Requirement: Render each line of the listing below as a row in a Markdown table, with columns headed "No." and "Entry", numbering the rows in order and skipping any blank lines.

Layout element listing
___
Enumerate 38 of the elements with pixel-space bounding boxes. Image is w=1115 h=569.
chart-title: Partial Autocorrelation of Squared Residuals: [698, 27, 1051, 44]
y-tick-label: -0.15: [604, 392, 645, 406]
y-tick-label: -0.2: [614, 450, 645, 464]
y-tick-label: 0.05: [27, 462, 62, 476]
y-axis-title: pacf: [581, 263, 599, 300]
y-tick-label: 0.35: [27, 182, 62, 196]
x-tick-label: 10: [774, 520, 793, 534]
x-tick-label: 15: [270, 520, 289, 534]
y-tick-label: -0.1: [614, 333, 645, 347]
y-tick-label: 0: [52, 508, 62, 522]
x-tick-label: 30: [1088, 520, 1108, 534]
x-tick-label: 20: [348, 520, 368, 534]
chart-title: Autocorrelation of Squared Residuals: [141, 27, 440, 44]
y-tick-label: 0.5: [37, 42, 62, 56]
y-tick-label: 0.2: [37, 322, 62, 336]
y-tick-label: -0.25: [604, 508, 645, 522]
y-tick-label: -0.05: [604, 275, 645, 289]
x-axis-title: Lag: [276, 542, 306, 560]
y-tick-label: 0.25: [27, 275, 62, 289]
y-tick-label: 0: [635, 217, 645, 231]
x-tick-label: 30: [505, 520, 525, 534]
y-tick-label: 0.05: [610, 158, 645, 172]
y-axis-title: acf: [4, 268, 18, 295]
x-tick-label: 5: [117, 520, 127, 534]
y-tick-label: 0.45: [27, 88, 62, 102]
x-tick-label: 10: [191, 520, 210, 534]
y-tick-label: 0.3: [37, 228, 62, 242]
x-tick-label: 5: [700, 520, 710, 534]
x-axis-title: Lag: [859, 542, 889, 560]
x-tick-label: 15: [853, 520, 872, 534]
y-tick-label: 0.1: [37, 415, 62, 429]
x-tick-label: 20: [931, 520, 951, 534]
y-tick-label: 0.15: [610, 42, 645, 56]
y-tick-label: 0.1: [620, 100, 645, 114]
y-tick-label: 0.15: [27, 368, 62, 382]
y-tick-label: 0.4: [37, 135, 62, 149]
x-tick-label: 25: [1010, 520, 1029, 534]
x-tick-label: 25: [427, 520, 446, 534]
___
Output below:
| No. | Entry |
|---|---|
| 1 | Enumerate 38 of the elements with pixel-space bounding boxes. Image is w=1115 h=569. |
| 2 | chart-title: Partial Autocorrelation of Squared Residuals: [698, 27, 1051, 44] |
| 3 | y-tick-label: -0.15: [604, 392, 645, 406] |
| 4 | y-tick-label: -0.2: [614, 450, 645, 464] |
| 5 | y-tick-label: 0.05: [27, 462, 62, 476] |
| 6 | y-axis-title: pacf: [581, 263, 599, 300] |
| 7 | y-tick-label: 0.35: [27, 182, 62, 196] |
| 8 | x-tick-label: 10: [774, 520, 793, 534] |
| 9 | x-tick-label: 15: [270, 520, 289, 534] |
| 10 | y-tick-label: -0.1: [614, 333, 645, 347] |
| 11 | y-tick-label: 0: [52, 508, 62, 522] |
| 12 | x-tick-label: 30: [1088, 520, 1108, 534] |
| 13 | x-tick-label: 20: [348, 520, 368, 534] |
| 14 | chart-title: Autocorrelation of Squared Residuals: [141, 27, 440, 44] |
| 15 | y-tick-label: 0.5: [37, 42, 62, 56] |
| 16 | y-tick-label: 0.2: [37, 322, 62, 336] |
| 17 | y-tick-label: -0.25: [604, 508, 645, 522] |
| 18 | y-tick-label: -0.05: [604, 275, 645, 289] |
| 19 | x-axis-title: Lag: [276, 542, 306, 560] |
| 20 | y-tick-label: 0.25: [27, 275, 62, 289] |
| 21 | y-tick-label: 0: [635, 217, 645, 231] |
| 22 | x-tick-label: 30: [505, 520, 525, 534] |
| 23 | y-tick-label: 0.05: [610, 158, 645, 172] |
| 24 | y-axis-title: acf: [4, 268, 18, 295] |
| 25 | x-tick-label: 5: [117, 520, 127, 534] |
| 26 | y-tick-label: 0.45: [27, 88, 62, 102] |
| 27 | x-tick-label: 10: [191, 520, 210, 534] |
| 28 | y-tick-label: 0.3: [37, 228, 62, 242] |
| 29 | x-tick-label: 5: [700, 520, 710, 534] |
| 30 | x-axis-title: Lag: [859, 542, 889, 560] |
| 31 | x-tick-label: 15: [853, 520, 872, 534] |
| 32 | y-tick-label: 0.1: [37, 415, 62, 429] |
| 33 | x-tick-label: 20: [931, 520, 951, 534] |
| 34 | y-tick-label: 0.15: [610, 42, 645, 56] |
| 35 | y-tick-label: 0.1: [620, 100, 645, 114] |
| 36 | y-tick-label: 0.15: [27, 368, 62, 382] |
| 37 | y-tick-label: 0.4: [37, 135, 62, 149] |
| 38 | x-tick-label: 25: [1010, 520, 1029, 534] |
| 39 | x-tick-label: 25: [427, 520, 446, 534] |